### What is needed
Starting at the row that contains "restaurant-name: ne te (693, 523, 750, 550)" and ending at the row that contains "page-button-2[interactable]: 2 (331, 1354, 373, 1396)", rewrite those rows with "minimize-icon" swapped for "collapse-icon", keeping everything else unchanged.

-=-=-

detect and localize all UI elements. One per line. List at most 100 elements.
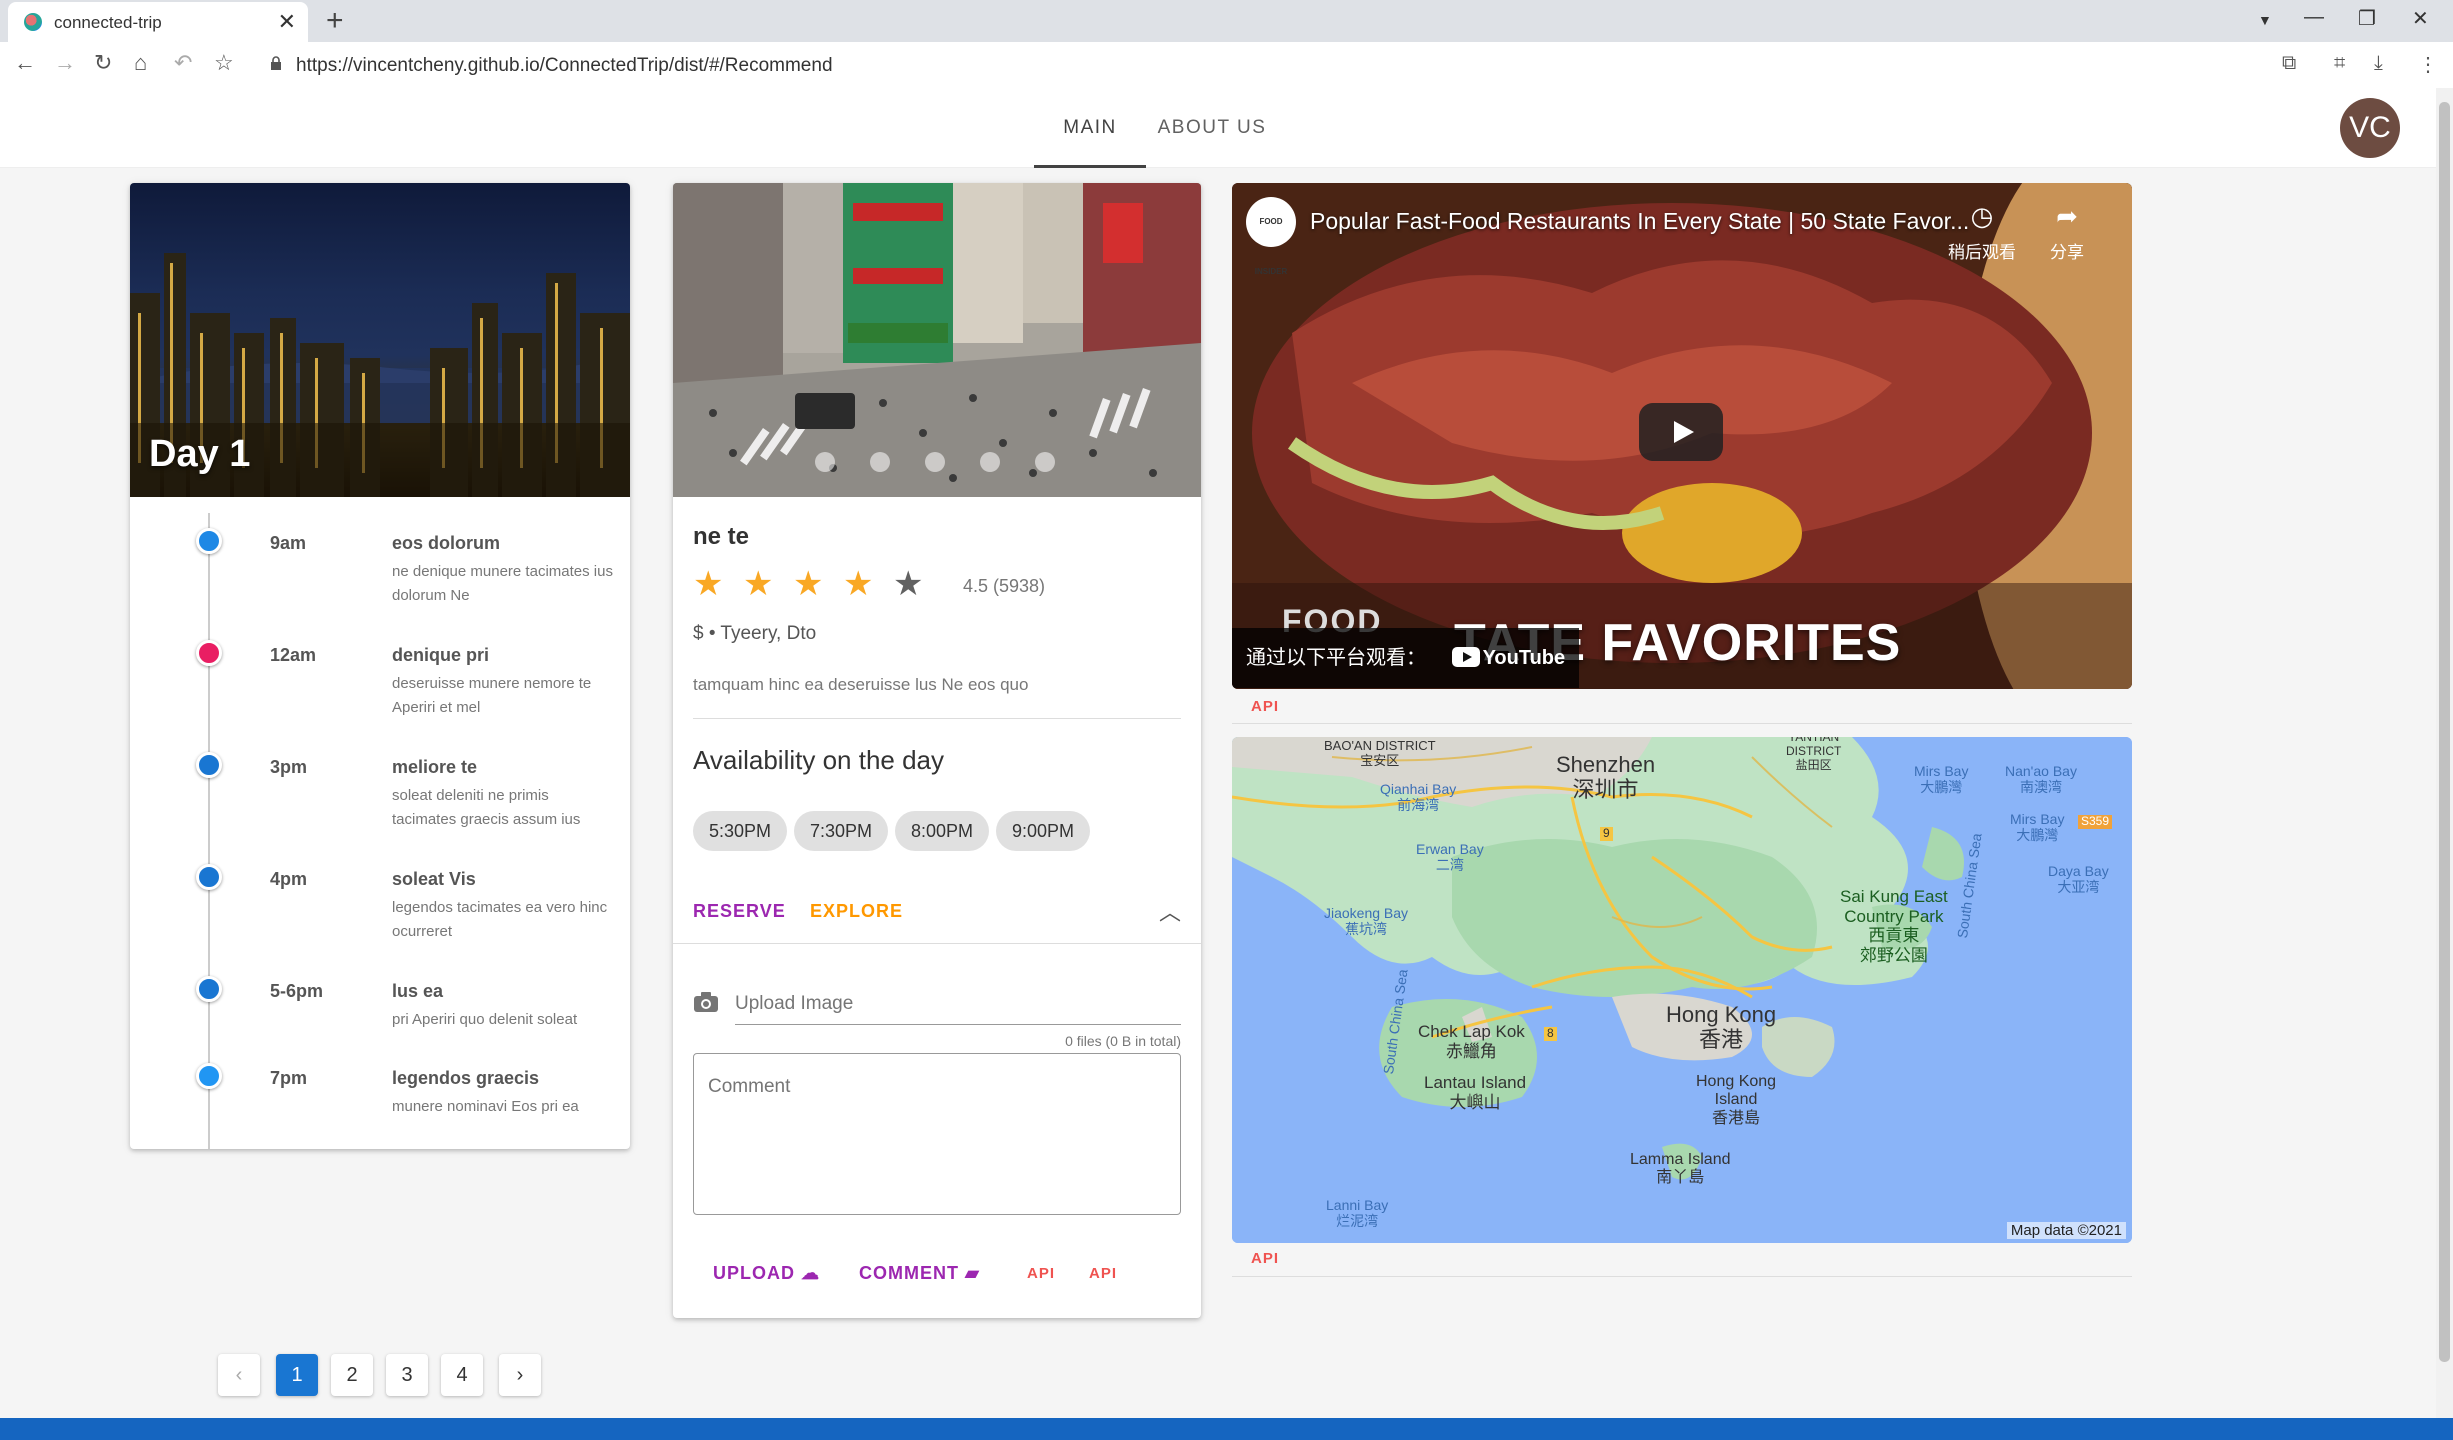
restaurant-name: ne te (693, 523, 750, 550)
window-close-icon[interactable]: ✕ (2412, 6, 2429, 31)
watch-later-button[interactable]: ◷ 稍后观看 (1942, 201, 2022, 263)
minimize-icon[interactable]: — (2304, 6, 2324, 29)
page-button-2[interactable]: 2 (331, 1354, 373, 1396)
upload-button[interactable]: UPLOAD ☁ (713, 1263, 820, 1284)
play-button[interactable] (1639, 403, 1723, 461)
price-location: $ • Tyeery, Dto (693, 623, 817, 644)
reserve-button[interactable]: RESERVE (693, 901, 786, 922)
api-button[interactable]: API (1089, 1265, 1117, 1282)
time-chip[interactable]: 5:30PM (693, 811, 788, 851)
chevron-up-icon[interactable]: ︿ (1159, 895, 1181, 927)
timeline-description: legendos tacimates ea vero hinc ocurrere… (392, 899, 608, 940)
scrollbar-thumb[interactable] (2439, 102, 2450, 1362)
timeline-item[interactable]: 5-6pm lus ea pri Aperiri quo delenit solea… (130, 976, 630, 1076)
divider (1232, 1276, 2132, 1277)
camera-icon[interactable] (693, 991, 719, 1013)
page-scrollbar[interactable] (2436, 88, 2453, 1418)
map-label: Lanni Bay 烂泥湾 (1326, 1197, 1389, 1230)
youtube-play-icon (1451, 647, 1480, 667)
map-label: Chek Lap Kok 赤鱲角 (1418, 1022, 1525, 1061)
channel-avatar[interactable]: FOOD INSIDER (1246, 197, 1296, 276)
page-button-1[interactable]: 1 (276, 1354, 318, 1396)
translate-icon[interactable]: ⧉ (2282, 52, 2296, 75)
map-label: Qianhai Bay 前海湾 (1380, 781, 1457, 814)
comment-textarea[interactable] (693, 1053, 1181, 1215)
timeline-item[interactable]: 7pm legendos graecis munere nominavi Eos p… (130, 1063, 630, 1149)
timeline-item[interactable]: 3pm meliore te soleat deleniti ne primis t… (130, 752, 630, 852)
next-page-button[interactable]: › (499, 1354, 541, 1396)
upload-label: UPLOAD (713, 1263, 795, 1283)
restore-icon[interactable]: ❐ (2358, 6, 2376, 31)
timeline-description: soleat deleniti ne primis tacimates grae… (392, 787, 581, 828)
timeline-title: denique pri (392, 645, 490, 665)
map-label: Mirs Bay 大鵬灣 (2010, 811, 2065, 844)
timeline-dot (196, 864, 222, 890)
map-label: Hong Kong Island 香港島 (1696, 1073, 1777, 1127)
page-button-4[interactable]: 4 (441, 1354, 483, 1396)
carousel-dot[interactable] (980, 452, 1000, 472)
undo-icon[interactable]: ↶ (174, 50, 192, 76)
carousel-dot[interactable] (815, 452, 835, 472)
upload-image-input[interactable] (735, 983, 1181, 1025)
video-api-link[interactable]: API (1251, 698, 1279, 715)
video-title[interactable]: Popular Fast-Food Restaurants In Every S… (1310, 208, 1969, 235)
reload-icon[interactable]: ↻ (94, 50, 112, 76)
close-tab-icon[interactable]: ✕ (278, 9, 296, 35)
tab-title: connected-trip (54, 13, 162, 32)
restaurant-card: ne te ★ ★ ★ ★ ★ 4.5 (5938) $ • Tyeery, D… (673, 183, 1201, 1318)
timeline-item[interactable]: 9am eos dolorum ne denique munere tacimate… (130, 528, 630, 628)
home-icon[interactable]: ⌂ (134, 50, 147, 76)
back-icon[interactable]: ← (14, 50, 36, 76)
tab-about-us[interactable]: ABOUT US (1146, 88, 1278, 168)
youtube-label: YouTube (1482, 647, 1566, 669)
watch-on-youtube-button[interactable]: 通过以下平台观看： YouTube (1232, 628, 1580, 688)
comment-button[interactable]: COMMENT ▰ (859, 1263, 980, 1284)
tab-main[interactable]: MAIN (1034, 88, 1146, 168)
divider (673, 943, 1201, 944)
watch-on-label: 通过以下平台观看： (1246, 647, 1426, 669)
clock-icon: ◷ (1970, 201, 1994, 231)
omnibox[interactable]: https://vincentcheny.github.io/Connected… (262, 49, 2272, 81)
new-tab-button[interactable]: + (326, 4, 344, 38)
comment-icon: ▰ (965, 1263, 980, 1283)
timeline-description: ne denique munere tacimates ius dolorum … (392, 563, 613, 604)
carousel-dot[interactable] (925, 452, 945, 472)
youtube-video-embed[interactable]: FOOD INSIDER Popular Fast-Food Restauran… (1232, 183, 2132, 689)
tab-strip: connected-trip ✕ + ▼ — ❐ ✕ (0, 0, 2453, 42)
restaurant-image-carousel[interactable] (673, 183, 1201, 497)
menu-icon[interactable]: ⋮ (2418, 52, 2438, 77)
carousel-dot[interactable] (870, 452, 890, 472)
timeline-item[interactable]: 4pm soleat Vis legendos tacimates ea vero … (130, 864, 630, 964)
map-label: Lamma Island 南丫島 (1630, 1151, 1731, 1187)
timeline-time: 9am (270, 533, 307, 553)
bookmark-star-icon[interactable]: ☆ (214, 50, 234, 76)
time-chip[interactable]: 7:30PM (794, 811, 889, 851)
time-chip[interactable]: 9:00PM (996, 811, 1091, 851)
prev-page-button[interactable]: ‹ (218, 1354, 260, 1396)
lock-icon (271, 56, 281, 70)
road-badge: 8 (1544, 1026, 1557, 1041)
map-label: Nan'ao Bay 南澳湾 (2005, 763, 2077, 796)
day-title: Day 1 (149, 433, 251, 475)
timeline-title: meliore te (392, 757, 478, 777)
browser-tab[interactable]: connected-trip ✕ (8, 2, 308, 42)
api-button[interactable]: API (1027, 1265, 1055, 1282)
timeline-title: lus ea (392, 981, 444, 1001)
google-map[interactable]: BAO'AN DISTRICT 宝安区 Shenzhen 深圳市 YANTIAN DI… (1232, 737, 2132, 1243)
share-button[interactable]: ➦ 分享 (2032, 201, 2102, 263)
time-chip[interactable]: 8:00PM (895, 811, 990, 851)
forward-icon[interactable]: → (54, 50, 76, 76)
carousel-dot[interactable] (1035, 452, 1055, 472)
tab-search-icon[interactable]: ▼ (2258, 12, 2272, 28)
avatar[interactable]: VC (2340, 98, 2400, 158)
share-icon: ➦ (2056, 201, 2078, 231)
explore-button[interactable]: EXPLORE (810, 901, 903, 922)
page-button-3[interactable]: 3 (386, 1354, 428, 1396)
download-icon[interactable]: ⤓ (2374, 52, 2383, 75)
cloud-upload-icon: ☁ (801, 1263, 821, 1283)
screenshot-icon[interactable]: ⌗ (2334, 52, 2345, 75)
timeline-item[interactable]: 12am denique pri deseruisse munere nemore … (130, 640, 630, 740)
star-icon: ★ (743, 565, 774, 603)
map-api-link[interactable]: API (1251, 1250, 1279, 1267)
map-attribution: Map data ©2021 (2006, 1222, 2126, 1239)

-=-=-

### Worked solution
restaurant-name: ne te (693, 523, 750, 550)
window-close-icon[interactable]: ✕ (2412, 6, 2429, 31)
watch-later-button[interactable]: ◷ 稍后观看 (1942, 201, 2022, 263)
collapse-icon[interactable]: — (2304, 6, 2324, 29)
page-button-2[interactable]: 2 (331, 1354, 373, 1396)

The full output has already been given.